Gather, from the listing beneath this task, every line holding the string "data".

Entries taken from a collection
══════════
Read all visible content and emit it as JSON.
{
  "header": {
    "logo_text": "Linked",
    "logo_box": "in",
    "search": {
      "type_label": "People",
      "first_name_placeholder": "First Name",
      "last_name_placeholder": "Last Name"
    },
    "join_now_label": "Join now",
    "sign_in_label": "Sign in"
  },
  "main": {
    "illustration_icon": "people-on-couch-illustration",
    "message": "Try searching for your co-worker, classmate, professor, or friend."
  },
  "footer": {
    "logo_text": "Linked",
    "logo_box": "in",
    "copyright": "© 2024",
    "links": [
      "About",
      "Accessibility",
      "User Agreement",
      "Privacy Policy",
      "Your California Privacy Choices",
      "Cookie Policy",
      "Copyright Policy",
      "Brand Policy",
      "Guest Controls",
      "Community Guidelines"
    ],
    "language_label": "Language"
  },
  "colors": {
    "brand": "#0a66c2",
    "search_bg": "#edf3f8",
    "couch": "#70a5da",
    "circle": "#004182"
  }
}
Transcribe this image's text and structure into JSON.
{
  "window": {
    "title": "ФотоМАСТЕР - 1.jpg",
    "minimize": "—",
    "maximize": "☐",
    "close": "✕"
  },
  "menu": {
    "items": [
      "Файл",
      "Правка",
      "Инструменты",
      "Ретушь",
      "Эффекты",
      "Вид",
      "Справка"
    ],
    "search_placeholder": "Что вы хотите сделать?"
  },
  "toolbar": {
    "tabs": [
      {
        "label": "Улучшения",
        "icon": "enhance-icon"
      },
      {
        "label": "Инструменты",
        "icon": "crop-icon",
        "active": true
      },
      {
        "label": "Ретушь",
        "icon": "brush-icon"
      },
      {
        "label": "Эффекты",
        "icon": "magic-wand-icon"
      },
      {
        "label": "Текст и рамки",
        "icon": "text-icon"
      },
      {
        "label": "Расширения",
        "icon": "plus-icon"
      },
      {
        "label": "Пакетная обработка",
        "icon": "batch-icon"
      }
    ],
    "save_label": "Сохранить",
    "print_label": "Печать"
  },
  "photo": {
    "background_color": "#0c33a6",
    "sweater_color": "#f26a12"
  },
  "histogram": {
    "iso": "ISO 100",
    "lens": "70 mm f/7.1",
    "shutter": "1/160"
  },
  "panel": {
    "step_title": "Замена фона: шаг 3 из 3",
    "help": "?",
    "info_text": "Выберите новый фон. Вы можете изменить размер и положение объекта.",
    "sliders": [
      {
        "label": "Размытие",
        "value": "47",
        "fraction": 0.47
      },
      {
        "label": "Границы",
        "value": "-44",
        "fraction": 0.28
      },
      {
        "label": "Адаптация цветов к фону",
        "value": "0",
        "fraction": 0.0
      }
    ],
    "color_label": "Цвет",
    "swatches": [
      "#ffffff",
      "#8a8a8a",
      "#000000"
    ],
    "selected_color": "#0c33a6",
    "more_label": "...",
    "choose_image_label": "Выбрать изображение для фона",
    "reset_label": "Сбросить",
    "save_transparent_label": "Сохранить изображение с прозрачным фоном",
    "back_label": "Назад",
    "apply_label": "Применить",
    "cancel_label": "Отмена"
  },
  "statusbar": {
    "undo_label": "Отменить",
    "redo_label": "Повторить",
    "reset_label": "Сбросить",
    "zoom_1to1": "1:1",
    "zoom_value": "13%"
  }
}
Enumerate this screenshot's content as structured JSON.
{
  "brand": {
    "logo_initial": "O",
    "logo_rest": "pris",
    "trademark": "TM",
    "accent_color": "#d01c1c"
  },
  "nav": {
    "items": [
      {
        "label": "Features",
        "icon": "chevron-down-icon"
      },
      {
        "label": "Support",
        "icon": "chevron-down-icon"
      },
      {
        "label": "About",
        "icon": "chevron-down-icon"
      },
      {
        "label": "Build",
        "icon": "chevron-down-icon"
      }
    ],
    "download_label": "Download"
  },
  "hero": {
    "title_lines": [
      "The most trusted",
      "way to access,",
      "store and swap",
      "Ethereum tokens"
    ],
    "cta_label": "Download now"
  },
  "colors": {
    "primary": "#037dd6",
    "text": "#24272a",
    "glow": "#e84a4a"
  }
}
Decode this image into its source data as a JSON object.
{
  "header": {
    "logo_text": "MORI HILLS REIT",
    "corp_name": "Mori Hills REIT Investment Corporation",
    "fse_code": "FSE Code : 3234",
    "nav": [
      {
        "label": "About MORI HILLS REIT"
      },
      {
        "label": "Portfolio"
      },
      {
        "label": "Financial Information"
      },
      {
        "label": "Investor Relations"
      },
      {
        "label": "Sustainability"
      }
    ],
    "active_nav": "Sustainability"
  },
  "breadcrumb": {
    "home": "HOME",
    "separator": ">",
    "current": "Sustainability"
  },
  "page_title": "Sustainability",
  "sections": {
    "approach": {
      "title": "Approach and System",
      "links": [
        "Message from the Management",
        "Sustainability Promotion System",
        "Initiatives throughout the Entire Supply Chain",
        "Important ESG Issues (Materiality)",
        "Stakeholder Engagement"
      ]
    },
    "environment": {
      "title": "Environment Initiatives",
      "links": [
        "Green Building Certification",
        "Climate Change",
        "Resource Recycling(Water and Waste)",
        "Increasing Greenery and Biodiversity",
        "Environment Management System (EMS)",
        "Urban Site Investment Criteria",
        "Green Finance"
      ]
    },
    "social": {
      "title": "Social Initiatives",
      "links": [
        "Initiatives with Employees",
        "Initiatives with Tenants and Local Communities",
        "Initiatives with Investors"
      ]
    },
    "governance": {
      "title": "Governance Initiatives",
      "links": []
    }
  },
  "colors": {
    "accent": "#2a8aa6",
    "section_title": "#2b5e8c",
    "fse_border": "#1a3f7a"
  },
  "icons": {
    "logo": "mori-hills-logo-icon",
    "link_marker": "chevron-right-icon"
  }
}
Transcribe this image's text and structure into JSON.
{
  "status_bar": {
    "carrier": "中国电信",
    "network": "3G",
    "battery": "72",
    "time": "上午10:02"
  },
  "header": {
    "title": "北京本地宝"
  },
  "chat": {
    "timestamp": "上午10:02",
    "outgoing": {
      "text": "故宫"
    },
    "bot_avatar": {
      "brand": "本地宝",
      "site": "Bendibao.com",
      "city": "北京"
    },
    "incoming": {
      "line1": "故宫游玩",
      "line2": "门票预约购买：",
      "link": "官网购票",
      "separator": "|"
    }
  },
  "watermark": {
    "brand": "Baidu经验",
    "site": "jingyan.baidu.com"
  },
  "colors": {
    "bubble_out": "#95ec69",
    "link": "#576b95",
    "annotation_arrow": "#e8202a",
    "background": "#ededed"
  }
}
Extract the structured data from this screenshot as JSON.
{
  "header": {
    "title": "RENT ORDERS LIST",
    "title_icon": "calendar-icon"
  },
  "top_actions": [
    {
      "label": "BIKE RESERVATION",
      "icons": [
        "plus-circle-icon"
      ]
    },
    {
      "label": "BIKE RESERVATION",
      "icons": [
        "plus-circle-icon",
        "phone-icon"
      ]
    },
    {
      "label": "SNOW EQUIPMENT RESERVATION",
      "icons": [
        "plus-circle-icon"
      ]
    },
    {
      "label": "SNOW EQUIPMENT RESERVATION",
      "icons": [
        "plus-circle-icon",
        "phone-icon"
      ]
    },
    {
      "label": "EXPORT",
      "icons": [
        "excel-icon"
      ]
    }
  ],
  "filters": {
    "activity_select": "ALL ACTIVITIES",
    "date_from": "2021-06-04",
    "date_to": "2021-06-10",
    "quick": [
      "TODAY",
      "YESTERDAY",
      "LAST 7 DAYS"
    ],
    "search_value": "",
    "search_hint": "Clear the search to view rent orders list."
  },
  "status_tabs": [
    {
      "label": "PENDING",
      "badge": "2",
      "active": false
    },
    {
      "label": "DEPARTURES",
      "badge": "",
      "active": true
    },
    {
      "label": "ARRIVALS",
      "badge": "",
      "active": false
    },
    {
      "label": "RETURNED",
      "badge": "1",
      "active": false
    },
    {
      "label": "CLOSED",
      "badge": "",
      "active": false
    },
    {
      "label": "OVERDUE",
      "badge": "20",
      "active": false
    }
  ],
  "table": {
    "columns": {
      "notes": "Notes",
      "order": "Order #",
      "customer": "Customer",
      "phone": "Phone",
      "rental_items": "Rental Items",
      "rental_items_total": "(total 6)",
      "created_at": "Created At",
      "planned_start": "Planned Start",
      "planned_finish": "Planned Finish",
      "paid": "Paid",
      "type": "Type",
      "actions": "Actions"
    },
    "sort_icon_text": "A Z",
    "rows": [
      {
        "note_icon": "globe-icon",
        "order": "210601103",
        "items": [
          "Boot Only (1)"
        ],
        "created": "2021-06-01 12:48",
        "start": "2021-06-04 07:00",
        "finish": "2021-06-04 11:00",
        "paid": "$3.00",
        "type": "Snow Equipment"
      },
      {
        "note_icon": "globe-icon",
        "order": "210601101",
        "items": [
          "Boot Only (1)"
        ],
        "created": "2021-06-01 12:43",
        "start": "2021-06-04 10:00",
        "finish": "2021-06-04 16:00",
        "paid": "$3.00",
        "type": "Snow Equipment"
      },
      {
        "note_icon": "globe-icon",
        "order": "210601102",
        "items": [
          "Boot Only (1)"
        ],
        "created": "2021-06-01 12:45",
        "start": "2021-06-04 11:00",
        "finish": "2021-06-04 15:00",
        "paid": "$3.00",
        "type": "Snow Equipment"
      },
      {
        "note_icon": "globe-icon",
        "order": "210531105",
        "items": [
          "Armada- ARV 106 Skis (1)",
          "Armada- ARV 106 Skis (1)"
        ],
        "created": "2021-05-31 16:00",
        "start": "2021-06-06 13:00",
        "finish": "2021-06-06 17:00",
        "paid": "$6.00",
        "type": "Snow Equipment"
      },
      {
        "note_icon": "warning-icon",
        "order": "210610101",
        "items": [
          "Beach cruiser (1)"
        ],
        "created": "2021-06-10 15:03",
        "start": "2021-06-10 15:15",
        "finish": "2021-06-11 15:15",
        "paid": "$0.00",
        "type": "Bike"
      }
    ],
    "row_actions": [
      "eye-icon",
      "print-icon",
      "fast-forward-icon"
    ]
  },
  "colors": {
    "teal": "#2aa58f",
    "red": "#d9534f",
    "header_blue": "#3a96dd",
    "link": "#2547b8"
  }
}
══════════
Finished answer:
Decode this image into its source data as a JSON object.
Extract the structured data from this screenshot as JSON.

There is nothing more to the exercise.